-- Exercise tasks --
(a) Decide whether each statement agrees with the forum thread below on getting over high expectations of others. Answer yes or no for each, and quote the deciding words of the thread. (i) The quoted advice suggests texting that mom is out of surgery. (ii) The second poster says they are good at remembering what happens on what day. (iii) The second poster agrees that the expectations are high rather than unreasonable.
(b) Extend the forum thread below on getting over high expectations of others, starting after its last sentence.

How do I get over having high expectations of others?

Anonymous
Anonymous wrote:You need to ask for what you want. In this situation it’s to text, “mom is out of surgery!” Friend will then do what you wanted (ask how it went, shower you in attention). Don’t set people up to fail which is what you are doing now.


This is good advice. I’m a friend who means well but isn’t good about remembering what happens on what day, and if you did this I’d respond and later check in.

I agree with the poster who said your expectations are unreasonable (rather than high), and the one who said you do this because it serves you in some way.

-- Information given --
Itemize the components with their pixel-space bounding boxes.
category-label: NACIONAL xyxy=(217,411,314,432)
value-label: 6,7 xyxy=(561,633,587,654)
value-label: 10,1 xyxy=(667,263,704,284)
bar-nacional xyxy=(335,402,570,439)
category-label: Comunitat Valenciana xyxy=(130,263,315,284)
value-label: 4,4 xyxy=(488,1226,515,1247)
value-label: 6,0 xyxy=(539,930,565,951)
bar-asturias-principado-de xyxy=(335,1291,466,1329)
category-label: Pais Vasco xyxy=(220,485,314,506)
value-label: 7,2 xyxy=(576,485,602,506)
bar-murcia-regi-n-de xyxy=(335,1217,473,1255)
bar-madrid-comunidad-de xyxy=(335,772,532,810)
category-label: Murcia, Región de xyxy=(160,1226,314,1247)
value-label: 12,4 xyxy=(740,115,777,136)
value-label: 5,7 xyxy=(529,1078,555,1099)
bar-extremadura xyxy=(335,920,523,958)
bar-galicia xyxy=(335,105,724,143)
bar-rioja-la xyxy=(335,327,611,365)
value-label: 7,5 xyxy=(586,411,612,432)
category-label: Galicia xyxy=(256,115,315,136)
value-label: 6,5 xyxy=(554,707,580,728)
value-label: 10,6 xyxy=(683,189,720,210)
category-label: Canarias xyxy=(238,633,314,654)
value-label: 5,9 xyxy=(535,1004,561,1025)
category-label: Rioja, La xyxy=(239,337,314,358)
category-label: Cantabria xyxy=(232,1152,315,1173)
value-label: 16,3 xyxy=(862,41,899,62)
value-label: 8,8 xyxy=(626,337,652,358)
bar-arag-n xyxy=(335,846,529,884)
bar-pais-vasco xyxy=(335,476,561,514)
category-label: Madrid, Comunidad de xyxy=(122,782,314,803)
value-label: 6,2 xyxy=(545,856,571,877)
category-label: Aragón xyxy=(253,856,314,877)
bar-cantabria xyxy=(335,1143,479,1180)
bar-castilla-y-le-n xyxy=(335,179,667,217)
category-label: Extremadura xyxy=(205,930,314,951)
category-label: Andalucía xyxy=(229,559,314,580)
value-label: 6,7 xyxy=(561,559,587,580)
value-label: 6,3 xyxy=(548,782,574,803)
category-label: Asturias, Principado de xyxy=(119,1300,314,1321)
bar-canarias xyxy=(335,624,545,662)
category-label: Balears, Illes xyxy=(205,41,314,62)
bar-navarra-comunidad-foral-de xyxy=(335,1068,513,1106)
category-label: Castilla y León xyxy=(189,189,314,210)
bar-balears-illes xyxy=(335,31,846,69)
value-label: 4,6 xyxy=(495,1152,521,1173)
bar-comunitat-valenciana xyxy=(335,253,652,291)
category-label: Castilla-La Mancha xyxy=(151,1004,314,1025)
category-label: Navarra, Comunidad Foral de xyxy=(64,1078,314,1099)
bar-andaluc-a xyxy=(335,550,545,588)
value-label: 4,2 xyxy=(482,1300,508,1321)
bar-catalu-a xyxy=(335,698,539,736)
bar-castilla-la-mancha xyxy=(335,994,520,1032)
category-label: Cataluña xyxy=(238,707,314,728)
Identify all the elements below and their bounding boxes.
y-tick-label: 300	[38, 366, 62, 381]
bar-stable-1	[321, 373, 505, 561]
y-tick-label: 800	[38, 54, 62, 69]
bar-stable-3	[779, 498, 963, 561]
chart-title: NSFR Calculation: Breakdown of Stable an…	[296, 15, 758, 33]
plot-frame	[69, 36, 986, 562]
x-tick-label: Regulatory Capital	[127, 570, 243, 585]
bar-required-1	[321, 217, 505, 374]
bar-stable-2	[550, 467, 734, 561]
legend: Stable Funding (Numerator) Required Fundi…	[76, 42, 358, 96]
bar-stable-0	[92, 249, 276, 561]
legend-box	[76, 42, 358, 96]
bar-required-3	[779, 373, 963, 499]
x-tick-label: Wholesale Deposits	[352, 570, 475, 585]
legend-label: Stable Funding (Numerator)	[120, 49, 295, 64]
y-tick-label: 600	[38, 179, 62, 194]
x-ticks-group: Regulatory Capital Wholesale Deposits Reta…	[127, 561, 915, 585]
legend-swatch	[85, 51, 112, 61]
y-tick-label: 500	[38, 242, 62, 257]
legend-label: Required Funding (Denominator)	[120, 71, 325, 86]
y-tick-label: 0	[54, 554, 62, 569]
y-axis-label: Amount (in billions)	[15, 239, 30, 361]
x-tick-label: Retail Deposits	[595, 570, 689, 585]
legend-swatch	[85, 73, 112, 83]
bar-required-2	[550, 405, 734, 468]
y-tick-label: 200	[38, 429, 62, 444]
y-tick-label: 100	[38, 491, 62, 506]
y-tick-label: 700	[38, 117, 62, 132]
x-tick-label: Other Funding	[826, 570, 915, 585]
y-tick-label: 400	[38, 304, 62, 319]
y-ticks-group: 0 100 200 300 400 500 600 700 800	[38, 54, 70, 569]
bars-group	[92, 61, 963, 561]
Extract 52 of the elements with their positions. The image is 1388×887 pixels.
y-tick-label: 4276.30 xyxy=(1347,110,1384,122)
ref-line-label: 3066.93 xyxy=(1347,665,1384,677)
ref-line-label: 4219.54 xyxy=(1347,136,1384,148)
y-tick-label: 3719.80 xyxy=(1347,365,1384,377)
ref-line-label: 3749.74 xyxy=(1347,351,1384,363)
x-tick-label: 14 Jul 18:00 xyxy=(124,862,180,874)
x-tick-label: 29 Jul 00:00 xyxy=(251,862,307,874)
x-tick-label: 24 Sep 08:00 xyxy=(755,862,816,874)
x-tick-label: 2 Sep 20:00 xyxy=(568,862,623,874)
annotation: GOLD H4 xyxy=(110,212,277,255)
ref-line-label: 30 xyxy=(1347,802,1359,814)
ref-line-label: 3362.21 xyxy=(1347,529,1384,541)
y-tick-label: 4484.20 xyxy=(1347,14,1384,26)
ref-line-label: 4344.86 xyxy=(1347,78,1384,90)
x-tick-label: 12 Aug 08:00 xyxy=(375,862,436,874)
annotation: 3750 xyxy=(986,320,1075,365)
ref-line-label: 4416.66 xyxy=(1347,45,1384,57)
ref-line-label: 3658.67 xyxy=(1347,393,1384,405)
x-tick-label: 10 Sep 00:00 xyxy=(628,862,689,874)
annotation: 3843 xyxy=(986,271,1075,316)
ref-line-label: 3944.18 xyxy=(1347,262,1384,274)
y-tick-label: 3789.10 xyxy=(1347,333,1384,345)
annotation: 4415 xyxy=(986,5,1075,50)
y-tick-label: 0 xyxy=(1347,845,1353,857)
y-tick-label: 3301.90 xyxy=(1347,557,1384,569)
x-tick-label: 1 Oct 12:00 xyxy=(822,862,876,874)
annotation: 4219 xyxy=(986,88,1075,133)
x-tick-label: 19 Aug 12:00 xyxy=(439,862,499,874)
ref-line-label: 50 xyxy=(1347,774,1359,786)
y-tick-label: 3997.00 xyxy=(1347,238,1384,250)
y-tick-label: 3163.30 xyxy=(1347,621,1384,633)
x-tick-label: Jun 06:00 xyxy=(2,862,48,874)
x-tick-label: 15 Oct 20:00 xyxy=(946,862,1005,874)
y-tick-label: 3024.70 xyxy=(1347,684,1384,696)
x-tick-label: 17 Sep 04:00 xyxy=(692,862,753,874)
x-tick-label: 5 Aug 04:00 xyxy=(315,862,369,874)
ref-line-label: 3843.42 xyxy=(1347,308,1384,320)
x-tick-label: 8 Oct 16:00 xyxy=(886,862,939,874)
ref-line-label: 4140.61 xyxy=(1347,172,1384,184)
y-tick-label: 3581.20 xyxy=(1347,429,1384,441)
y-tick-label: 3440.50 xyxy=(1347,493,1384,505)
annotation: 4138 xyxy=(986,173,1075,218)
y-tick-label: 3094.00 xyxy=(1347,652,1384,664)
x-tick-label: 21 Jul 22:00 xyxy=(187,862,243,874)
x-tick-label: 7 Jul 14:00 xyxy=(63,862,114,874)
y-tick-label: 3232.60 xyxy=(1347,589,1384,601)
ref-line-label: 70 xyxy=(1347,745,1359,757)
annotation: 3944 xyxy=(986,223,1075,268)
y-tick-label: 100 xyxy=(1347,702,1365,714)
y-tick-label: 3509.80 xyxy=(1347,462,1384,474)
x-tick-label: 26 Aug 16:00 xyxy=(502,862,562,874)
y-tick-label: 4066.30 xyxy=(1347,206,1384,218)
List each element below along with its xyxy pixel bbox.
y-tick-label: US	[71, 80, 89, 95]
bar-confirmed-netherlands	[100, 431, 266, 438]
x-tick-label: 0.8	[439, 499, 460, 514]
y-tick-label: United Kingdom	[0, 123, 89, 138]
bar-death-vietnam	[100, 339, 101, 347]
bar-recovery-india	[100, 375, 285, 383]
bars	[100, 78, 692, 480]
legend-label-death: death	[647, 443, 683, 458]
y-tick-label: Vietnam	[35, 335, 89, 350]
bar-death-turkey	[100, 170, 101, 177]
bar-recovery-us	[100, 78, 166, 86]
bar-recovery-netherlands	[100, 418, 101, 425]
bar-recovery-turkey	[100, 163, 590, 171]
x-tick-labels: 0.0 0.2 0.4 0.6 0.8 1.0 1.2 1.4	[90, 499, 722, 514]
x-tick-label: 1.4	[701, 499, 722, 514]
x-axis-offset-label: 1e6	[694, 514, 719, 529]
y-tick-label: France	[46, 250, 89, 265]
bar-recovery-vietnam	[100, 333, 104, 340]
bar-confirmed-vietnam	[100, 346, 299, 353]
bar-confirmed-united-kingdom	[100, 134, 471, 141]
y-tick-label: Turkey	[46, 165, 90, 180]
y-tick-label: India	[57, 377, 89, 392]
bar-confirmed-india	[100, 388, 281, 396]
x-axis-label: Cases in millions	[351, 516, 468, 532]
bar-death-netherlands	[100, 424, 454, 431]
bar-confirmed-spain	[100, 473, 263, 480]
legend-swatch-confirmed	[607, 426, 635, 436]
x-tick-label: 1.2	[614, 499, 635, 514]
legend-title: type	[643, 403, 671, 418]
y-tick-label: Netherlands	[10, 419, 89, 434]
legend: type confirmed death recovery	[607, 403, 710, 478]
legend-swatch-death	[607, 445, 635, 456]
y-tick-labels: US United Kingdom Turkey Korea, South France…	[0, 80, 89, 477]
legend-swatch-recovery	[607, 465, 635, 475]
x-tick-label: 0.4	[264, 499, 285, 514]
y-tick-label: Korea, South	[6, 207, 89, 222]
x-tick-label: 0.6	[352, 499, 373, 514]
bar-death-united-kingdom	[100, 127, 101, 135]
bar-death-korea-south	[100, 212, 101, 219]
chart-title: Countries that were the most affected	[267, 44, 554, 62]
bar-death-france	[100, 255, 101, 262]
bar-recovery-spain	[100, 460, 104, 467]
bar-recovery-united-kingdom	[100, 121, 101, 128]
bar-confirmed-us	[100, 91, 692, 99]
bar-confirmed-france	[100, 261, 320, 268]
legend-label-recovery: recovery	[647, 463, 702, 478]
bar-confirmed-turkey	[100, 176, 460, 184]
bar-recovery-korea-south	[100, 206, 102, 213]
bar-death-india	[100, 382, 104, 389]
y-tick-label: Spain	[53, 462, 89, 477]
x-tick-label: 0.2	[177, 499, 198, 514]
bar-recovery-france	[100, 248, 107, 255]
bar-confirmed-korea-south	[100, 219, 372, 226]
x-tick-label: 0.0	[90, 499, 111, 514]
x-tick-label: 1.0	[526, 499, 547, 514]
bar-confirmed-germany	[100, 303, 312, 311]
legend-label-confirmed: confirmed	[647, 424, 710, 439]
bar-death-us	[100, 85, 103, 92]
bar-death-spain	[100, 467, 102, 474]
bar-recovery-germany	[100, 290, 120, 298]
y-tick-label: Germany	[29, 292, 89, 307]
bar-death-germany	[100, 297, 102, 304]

-- Outputs for the tasks --
(a)
(i) Yes: "In this situation it’s to text, “mom is out of surgery!”"
(ii) No: "I’m a friend who means well but isn’t good about remembering what happens on what day"
(iii) No: "I agree with the poster who said your expectations are unreasonable (rather than high)"

(b)
Anonymous
I think there's a difference between expecting a friend to remember the minutiae of your life (I recognize it's not minutiae to you), and expecting them to be empathetic when you want to talk about it. It's up to you to carry the burden of remembering things like dates etc., because everyone's brain is fried (lord knows I barely remember my own birthday), but up to them to respond kindly when you bring it up. At this point in my life, and I'm a working parent in my 40s, I'm interested in spending my time with people who care about me, but I don't assess that based on whether they keep track of all my milestone events and emotional highs and lows. I approach them if I want to discuss them. And if a friend is habitually disappointed in my inability to remember that sort of thing as opposed to focusing on the fact that I'm genuinely rooting for them and love them as a friend and respect them as a person, then I'm probably going to slowly drift away on purpose, because I also don't want to spend my time with people who are chronically judging me for my failings as a friend. Too big of a burden. I can barely manage my own life. Now, if someone is rude or insensitive when interacting me, or gossips about me etc. then that's a different story.